# [Что требуется]
Какой пост потерял Гастингс после смерти Эдуарда, согласно тексту о выборе нового правительства?

**** Текст для изучения

Как только стало известно о смерти Эдуарда, члены совета, которые находились в Лондоне, собрались, чтобы обсудить, как должно выглядеть новое правительство. Было предложено два варианта. Во-первых, можно было установить протекторат, и, по мнению Манчини, именно такова была воля покойного короля. Единственным внушавшим доверие кандидатом на роль регента был Ричард, герцог Глостер, самый старший член королевской семьи. В тот момент он находился на севере Англии и командовал военными действиями против Шотландии. Узнав о кончине Эдуарда, Глостер сразу приехал в Йорк на церемонию похорон, где оплакивал потерю брата. Но горе не отвлекло его от политики: несмотря на скорбь, Глостер нашел время написать совету письмо, в котором он заявлял о своих правах регента. В Лондоне его кандидатуру горячо поддерживал барон Гастингс. Делал он это по двум причинам. Во-первых, он настороженно относился к Томасу Грею, маркизу Дорсету, и Вудвиллам, которые питали к нему «крайнюю неприязнь» и с которыми ему пришлось примириться при столь неловких обстоятельствах[411]. После смерти Эдуарда Гастингс потерял пост управляющего королевского двора. Возможно, он также опасался, что при правительстве Вудвиллов его лишат еще и должности командующего в Кале. Но второй и более важной причиной была верность королю. Ни один человек, кроме, возможно, Глостера, не был настолько близок и предан Эдуарду IV, как Гастингс, поэтому отстоять последнюю волю покойного государя было для него делом чести.

********
**** Исходные записи

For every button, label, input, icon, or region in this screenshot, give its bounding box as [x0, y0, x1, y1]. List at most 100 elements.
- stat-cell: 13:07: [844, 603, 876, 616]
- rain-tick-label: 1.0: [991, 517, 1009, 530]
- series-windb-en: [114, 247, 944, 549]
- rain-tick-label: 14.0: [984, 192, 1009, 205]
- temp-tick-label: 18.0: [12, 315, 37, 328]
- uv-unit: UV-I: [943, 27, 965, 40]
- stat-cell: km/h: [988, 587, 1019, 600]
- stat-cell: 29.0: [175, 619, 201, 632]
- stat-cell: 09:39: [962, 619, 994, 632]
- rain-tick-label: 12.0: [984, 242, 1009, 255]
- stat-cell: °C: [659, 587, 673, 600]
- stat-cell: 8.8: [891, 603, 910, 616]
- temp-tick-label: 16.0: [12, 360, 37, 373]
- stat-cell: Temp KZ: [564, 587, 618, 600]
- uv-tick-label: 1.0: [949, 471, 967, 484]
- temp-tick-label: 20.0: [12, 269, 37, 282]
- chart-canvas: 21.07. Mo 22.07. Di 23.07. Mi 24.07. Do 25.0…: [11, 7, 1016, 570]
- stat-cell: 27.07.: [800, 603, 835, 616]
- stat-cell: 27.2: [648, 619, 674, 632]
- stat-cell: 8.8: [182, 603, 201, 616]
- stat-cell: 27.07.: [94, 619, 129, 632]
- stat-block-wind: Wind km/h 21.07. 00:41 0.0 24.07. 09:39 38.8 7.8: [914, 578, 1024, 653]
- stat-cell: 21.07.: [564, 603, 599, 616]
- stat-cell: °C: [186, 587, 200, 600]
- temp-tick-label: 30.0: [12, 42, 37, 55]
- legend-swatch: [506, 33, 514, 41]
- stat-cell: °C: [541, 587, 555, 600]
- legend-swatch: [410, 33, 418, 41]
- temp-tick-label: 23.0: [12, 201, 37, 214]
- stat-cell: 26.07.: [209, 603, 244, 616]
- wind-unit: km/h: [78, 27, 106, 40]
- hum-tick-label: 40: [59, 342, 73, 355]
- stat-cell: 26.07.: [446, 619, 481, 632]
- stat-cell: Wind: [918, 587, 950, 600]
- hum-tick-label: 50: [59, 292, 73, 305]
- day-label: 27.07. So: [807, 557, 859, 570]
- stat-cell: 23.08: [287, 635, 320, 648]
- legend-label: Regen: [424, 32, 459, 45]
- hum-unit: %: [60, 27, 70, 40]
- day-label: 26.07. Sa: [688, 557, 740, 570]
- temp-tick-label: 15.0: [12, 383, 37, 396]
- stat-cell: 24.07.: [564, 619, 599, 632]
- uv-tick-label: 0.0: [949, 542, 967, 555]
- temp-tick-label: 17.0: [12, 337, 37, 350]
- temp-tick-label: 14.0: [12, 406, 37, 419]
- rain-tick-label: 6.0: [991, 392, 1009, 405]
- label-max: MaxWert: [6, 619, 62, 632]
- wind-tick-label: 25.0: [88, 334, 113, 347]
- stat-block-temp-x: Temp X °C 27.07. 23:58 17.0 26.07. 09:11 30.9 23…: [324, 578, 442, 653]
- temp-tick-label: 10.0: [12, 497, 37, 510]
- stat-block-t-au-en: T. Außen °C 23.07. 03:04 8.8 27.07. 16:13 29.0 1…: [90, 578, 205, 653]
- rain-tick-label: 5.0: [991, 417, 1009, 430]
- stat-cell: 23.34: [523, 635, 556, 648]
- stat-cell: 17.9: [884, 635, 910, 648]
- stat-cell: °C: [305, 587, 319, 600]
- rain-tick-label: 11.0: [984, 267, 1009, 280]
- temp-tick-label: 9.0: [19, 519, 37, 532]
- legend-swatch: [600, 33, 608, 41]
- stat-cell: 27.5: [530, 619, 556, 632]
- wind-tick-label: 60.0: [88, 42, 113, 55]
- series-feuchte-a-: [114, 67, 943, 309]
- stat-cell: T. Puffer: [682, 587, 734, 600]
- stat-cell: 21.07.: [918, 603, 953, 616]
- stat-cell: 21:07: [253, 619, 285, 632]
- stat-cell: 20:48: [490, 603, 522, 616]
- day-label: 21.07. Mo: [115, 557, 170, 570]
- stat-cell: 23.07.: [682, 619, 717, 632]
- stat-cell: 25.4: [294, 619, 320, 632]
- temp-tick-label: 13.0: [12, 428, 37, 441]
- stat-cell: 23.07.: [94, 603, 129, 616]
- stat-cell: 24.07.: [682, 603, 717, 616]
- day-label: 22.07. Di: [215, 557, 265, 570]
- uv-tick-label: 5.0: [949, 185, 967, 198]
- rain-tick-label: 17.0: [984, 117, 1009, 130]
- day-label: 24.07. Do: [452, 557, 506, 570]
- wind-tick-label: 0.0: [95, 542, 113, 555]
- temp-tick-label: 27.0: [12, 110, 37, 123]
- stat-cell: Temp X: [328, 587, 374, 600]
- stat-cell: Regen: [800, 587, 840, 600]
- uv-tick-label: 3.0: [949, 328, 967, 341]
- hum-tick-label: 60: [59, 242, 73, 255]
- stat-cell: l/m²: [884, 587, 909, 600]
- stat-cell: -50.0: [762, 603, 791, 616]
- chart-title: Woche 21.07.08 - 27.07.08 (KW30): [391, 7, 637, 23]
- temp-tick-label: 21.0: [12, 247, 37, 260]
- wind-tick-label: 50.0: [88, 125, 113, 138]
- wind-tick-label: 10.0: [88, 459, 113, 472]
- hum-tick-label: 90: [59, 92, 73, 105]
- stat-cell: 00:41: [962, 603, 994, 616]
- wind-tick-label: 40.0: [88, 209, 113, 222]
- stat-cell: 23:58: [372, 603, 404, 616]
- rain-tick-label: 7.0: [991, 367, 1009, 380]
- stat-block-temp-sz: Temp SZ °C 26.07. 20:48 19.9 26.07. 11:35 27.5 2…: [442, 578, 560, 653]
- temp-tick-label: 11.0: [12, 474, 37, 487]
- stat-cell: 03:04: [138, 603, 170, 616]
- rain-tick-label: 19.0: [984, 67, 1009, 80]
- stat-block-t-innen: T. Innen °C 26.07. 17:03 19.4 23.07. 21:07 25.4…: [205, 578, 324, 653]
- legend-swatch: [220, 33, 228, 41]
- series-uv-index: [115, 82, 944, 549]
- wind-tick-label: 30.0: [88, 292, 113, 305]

********

# [Ответ]
Пост управляющего королевского двора.